Each line that holds the word "DRILL" counts once. Give the total number of such lines and nothing else.

Extracted data entries:
>> Begin

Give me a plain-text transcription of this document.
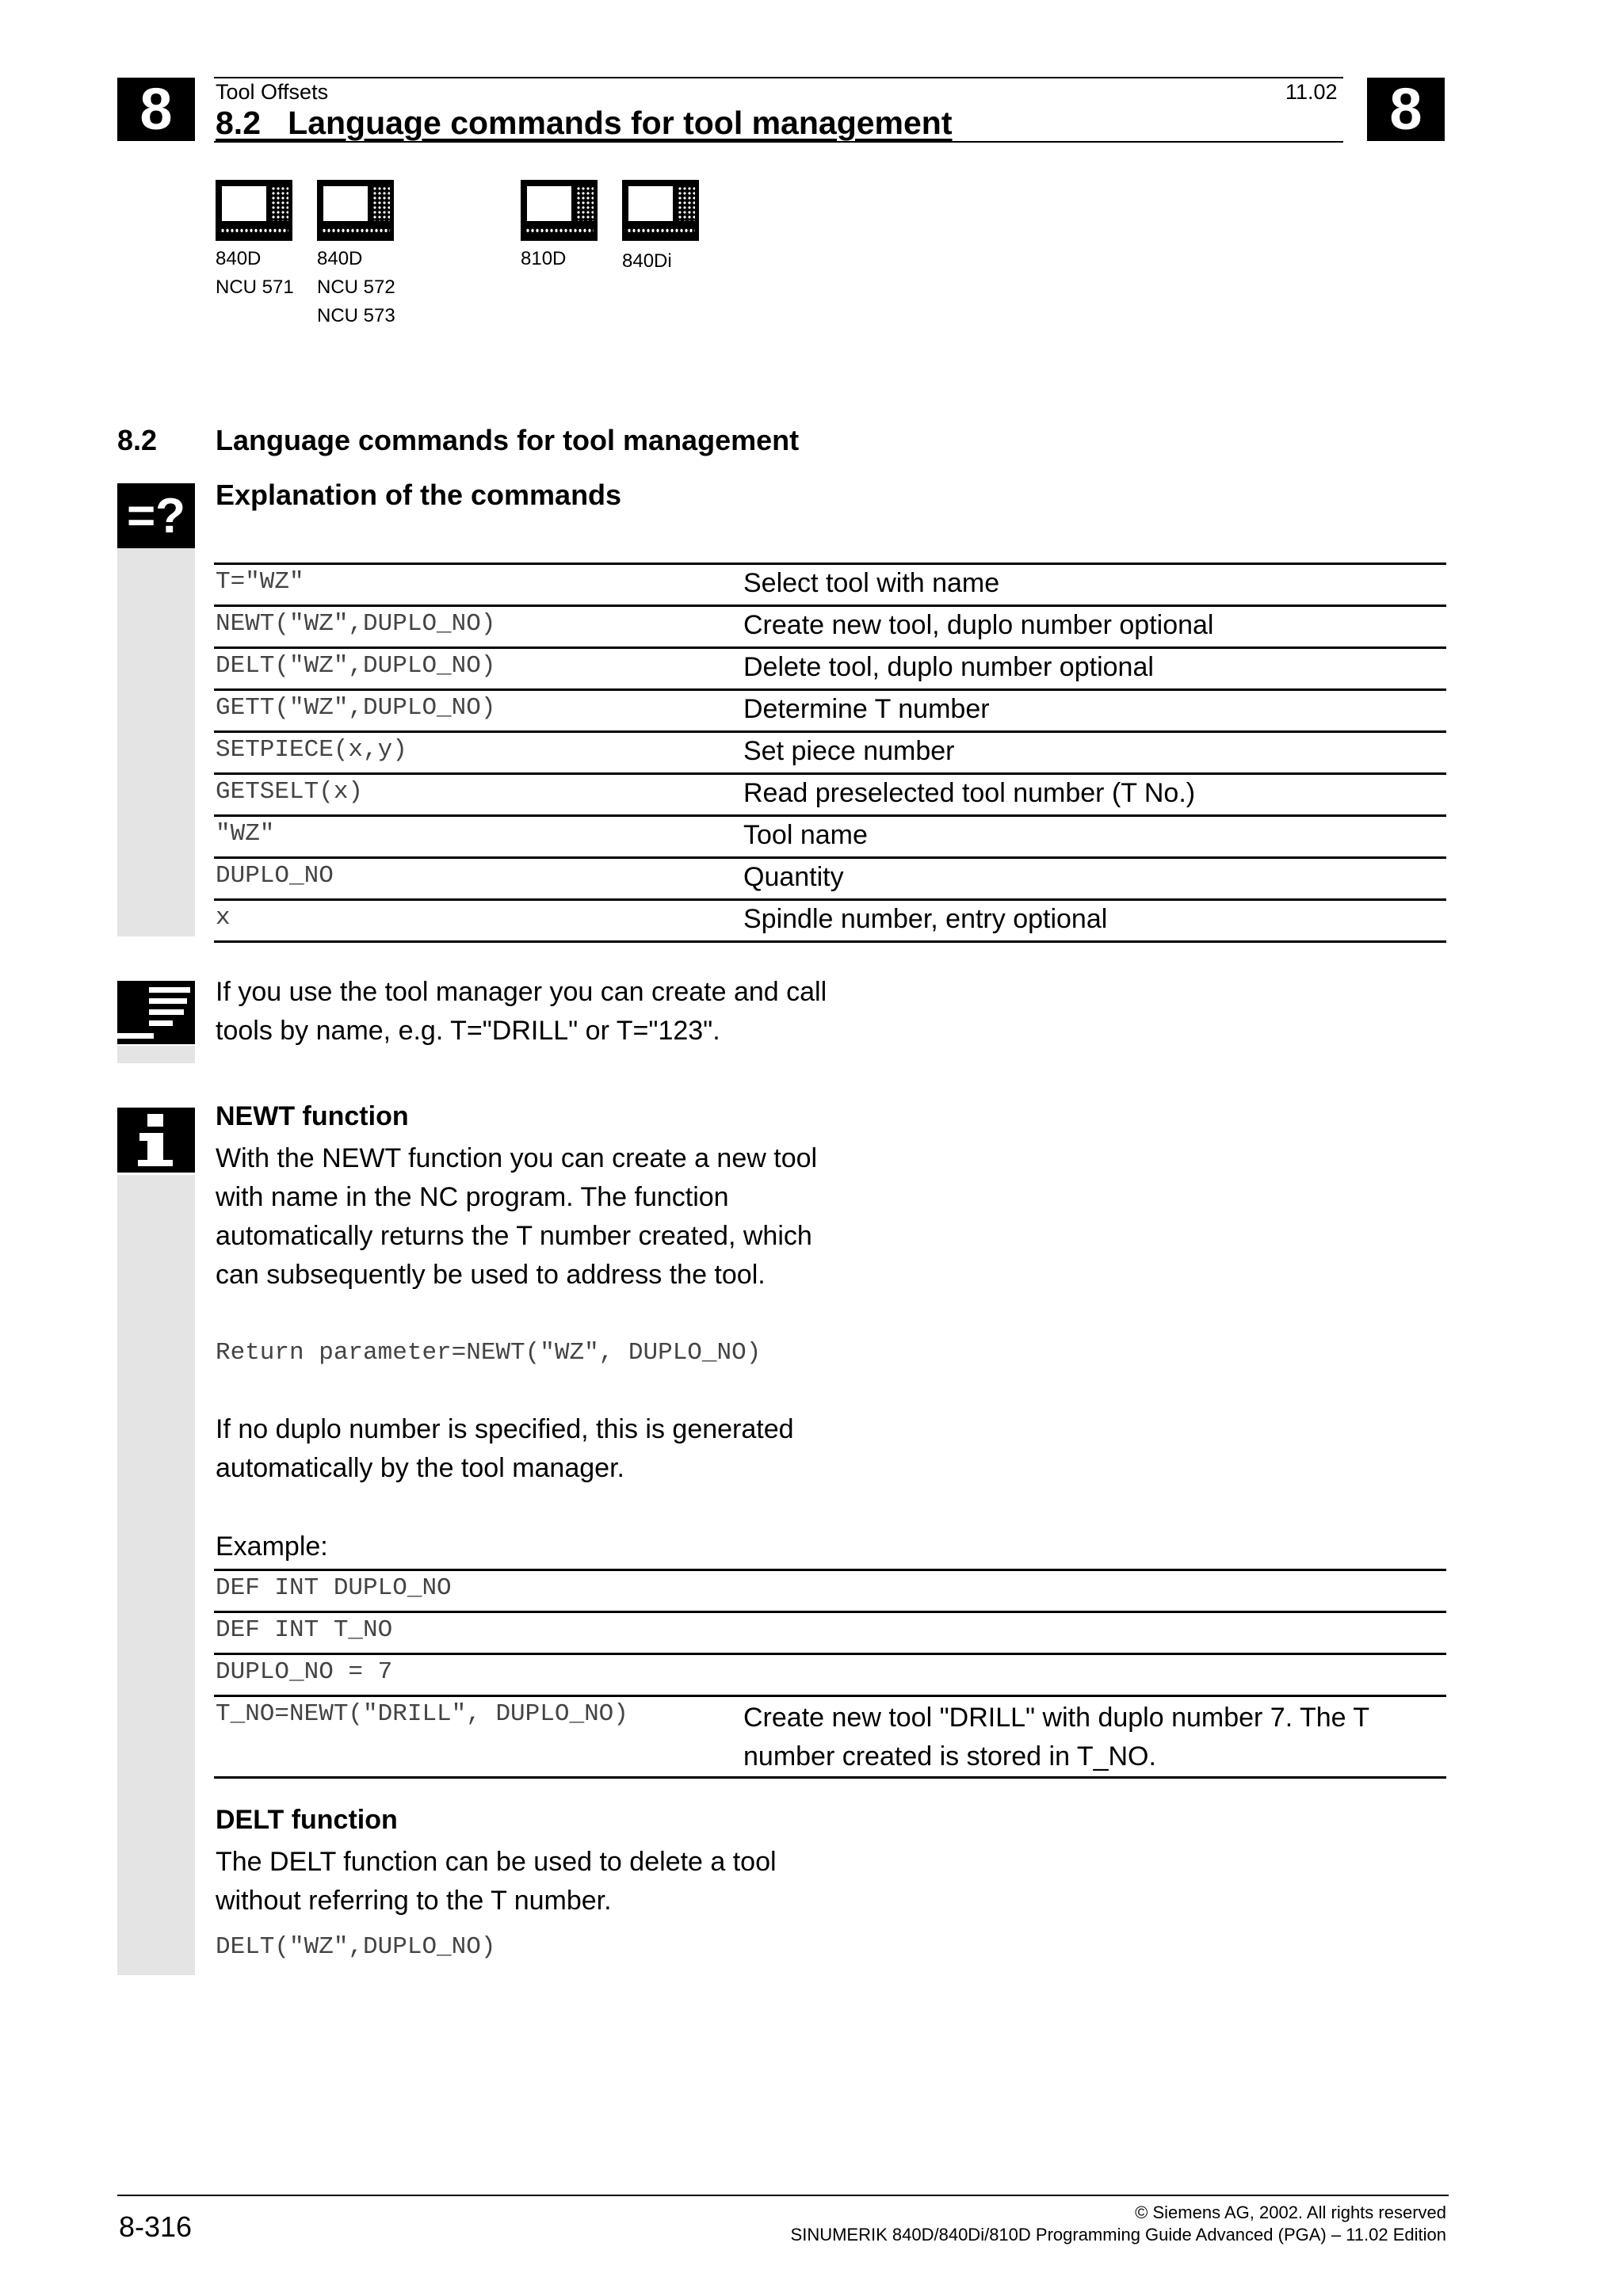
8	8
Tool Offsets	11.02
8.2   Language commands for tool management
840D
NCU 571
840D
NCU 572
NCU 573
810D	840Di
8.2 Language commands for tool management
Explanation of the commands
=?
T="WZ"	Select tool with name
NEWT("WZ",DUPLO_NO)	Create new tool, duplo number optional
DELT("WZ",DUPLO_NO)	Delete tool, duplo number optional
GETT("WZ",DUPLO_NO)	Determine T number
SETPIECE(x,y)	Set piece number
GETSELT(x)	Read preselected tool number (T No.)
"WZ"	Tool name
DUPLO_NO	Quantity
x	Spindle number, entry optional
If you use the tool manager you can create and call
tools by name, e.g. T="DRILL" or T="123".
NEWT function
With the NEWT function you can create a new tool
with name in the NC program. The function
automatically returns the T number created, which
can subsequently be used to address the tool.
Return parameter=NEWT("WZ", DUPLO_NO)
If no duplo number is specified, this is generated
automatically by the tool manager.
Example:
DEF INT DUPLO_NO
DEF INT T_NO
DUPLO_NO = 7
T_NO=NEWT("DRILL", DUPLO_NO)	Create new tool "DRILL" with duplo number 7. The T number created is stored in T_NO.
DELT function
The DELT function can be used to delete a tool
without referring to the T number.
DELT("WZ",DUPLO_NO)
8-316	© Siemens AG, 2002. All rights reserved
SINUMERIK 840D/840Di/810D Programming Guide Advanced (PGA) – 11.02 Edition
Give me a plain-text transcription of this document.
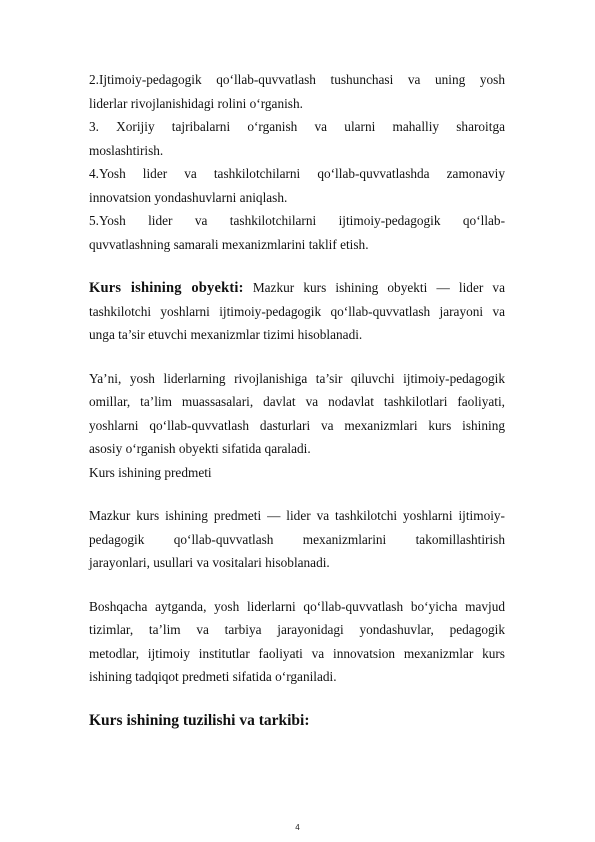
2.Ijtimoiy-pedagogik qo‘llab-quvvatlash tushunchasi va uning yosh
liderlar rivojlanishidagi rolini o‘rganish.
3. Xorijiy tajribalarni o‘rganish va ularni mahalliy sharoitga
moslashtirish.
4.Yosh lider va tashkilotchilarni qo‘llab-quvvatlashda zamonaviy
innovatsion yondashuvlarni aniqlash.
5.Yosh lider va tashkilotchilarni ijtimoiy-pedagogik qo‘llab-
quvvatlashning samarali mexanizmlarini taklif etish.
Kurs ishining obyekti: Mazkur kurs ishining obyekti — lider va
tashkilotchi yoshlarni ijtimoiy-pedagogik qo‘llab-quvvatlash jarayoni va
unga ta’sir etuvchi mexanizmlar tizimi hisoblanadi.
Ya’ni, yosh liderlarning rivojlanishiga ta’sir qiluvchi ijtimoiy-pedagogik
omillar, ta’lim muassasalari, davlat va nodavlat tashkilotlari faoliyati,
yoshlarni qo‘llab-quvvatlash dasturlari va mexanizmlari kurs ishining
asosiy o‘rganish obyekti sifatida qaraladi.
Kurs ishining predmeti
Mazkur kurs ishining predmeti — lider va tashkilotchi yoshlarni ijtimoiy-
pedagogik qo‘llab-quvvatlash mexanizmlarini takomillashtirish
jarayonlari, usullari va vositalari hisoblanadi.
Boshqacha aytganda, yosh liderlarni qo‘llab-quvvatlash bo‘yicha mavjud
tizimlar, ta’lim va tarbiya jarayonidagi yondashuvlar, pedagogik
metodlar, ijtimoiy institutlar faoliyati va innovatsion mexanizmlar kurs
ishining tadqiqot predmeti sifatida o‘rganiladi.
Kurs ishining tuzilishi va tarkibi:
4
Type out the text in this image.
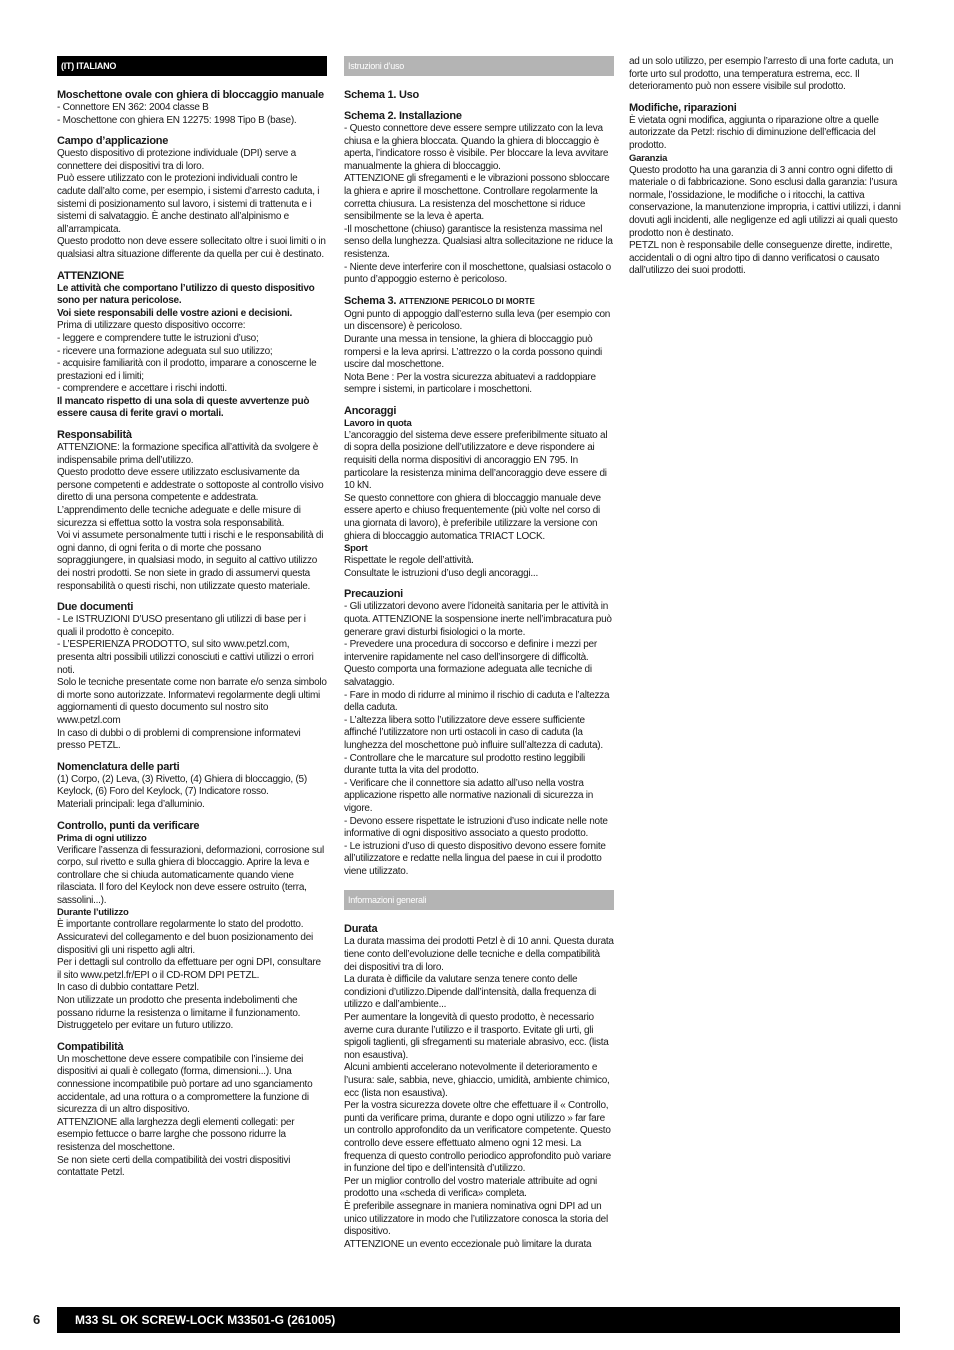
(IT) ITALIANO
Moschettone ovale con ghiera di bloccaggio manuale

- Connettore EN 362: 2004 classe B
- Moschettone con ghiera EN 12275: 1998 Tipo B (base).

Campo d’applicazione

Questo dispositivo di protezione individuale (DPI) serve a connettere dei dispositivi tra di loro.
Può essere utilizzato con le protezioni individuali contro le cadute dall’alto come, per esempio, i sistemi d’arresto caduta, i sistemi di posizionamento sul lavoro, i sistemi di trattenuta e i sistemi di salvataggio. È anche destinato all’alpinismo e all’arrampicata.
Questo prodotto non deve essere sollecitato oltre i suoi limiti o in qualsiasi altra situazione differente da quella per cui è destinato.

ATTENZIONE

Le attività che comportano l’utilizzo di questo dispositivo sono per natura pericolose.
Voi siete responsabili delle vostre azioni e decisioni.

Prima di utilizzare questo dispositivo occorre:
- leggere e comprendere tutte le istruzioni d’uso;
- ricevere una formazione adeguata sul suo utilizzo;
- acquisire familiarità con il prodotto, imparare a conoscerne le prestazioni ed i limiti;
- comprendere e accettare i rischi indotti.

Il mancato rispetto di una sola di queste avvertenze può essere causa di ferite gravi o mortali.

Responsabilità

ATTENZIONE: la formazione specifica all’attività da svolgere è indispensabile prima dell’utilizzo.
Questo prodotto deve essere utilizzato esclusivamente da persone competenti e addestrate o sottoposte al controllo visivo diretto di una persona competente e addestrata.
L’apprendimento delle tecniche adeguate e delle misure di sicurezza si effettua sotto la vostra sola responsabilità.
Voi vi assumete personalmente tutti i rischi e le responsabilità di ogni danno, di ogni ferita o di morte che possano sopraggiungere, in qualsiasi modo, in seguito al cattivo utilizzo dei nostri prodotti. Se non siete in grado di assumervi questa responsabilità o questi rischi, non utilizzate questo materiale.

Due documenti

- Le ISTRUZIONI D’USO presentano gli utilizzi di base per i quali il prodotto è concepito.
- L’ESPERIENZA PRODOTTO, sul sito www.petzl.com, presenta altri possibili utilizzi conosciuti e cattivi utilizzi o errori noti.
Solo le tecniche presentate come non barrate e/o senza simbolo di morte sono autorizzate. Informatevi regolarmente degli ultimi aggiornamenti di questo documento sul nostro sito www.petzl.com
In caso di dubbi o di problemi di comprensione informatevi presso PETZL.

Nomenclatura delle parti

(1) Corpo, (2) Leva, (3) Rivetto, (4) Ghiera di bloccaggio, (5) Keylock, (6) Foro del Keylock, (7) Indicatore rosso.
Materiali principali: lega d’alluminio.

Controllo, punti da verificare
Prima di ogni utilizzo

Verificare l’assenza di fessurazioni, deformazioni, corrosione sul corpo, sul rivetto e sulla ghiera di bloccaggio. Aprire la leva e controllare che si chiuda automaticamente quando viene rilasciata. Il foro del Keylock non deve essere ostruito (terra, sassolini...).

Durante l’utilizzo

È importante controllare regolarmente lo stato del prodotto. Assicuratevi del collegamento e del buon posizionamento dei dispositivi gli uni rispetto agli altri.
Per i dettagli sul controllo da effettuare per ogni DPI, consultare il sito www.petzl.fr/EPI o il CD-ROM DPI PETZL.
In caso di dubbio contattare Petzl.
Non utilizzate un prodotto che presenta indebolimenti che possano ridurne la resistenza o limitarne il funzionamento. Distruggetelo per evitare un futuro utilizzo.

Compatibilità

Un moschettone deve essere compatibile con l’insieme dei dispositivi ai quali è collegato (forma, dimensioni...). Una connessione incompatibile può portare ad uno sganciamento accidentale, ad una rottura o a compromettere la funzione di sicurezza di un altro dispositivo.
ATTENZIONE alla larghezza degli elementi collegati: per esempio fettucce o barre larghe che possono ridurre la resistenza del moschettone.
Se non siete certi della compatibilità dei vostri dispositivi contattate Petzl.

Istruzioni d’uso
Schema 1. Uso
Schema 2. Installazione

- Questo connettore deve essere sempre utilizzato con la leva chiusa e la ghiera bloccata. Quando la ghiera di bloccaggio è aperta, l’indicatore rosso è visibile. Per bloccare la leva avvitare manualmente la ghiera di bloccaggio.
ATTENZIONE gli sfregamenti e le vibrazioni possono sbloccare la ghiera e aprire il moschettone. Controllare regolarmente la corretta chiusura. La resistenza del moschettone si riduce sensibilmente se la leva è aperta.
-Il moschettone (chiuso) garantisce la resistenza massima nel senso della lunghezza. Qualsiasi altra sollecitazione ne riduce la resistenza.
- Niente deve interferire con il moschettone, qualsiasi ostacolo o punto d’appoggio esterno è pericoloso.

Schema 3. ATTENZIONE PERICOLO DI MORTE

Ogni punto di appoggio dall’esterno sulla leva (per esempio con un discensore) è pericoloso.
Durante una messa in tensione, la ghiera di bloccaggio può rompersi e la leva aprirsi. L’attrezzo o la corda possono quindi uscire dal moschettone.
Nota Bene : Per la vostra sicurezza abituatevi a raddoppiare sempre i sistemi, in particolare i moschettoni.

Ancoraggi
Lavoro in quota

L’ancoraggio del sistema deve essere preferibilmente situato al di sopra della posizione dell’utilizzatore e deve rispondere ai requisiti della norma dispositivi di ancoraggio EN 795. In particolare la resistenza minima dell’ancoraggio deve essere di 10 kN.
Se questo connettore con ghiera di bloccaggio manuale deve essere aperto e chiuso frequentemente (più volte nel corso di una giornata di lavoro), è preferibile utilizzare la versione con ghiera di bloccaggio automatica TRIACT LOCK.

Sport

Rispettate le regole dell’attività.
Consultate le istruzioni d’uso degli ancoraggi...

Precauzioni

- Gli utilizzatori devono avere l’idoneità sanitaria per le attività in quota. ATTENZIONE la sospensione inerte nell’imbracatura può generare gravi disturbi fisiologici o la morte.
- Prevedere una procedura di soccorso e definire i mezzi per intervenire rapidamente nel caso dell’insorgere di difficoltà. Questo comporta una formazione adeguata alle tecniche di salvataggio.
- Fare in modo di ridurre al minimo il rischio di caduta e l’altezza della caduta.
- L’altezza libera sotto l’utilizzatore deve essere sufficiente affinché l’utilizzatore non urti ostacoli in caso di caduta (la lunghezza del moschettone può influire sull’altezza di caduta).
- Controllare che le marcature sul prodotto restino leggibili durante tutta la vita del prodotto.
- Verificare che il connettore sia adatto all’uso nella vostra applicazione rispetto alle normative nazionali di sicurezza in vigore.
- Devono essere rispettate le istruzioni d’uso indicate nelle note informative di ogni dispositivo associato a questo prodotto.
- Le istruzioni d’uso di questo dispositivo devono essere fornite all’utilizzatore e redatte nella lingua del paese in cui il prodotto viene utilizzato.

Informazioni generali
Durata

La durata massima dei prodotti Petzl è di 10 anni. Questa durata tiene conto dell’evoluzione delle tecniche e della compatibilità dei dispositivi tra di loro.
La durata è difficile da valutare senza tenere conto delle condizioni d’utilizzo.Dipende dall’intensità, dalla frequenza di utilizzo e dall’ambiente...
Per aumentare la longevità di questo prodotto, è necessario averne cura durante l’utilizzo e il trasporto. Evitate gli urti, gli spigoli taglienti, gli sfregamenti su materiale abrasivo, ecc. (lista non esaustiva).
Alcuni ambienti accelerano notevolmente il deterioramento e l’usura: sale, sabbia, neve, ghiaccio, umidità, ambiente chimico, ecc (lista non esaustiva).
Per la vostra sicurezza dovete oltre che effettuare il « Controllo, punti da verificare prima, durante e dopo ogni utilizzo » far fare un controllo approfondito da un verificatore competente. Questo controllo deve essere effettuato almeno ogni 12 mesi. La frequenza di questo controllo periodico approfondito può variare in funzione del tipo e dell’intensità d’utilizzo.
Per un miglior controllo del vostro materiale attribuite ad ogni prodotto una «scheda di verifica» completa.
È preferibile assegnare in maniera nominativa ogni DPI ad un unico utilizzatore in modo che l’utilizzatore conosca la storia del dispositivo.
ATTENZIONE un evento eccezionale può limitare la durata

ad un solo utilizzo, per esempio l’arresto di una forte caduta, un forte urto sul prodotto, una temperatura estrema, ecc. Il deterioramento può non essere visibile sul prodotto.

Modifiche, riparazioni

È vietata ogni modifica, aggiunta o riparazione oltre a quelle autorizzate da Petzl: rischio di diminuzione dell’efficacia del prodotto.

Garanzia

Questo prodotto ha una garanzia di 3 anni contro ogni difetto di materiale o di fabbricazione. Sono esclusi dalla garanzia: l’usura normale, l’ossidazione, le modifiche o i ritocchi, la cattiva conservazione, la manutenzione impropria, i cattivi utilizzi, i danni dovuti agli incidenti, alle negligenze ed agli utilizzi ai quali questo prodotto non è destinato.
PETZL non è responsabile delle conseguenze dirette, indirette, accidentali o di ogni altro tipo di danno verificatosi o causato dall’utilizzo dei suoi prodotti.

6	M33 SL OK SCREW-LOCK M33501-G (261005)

>> End

SOLUTION FOR THIS PROBLEM: 2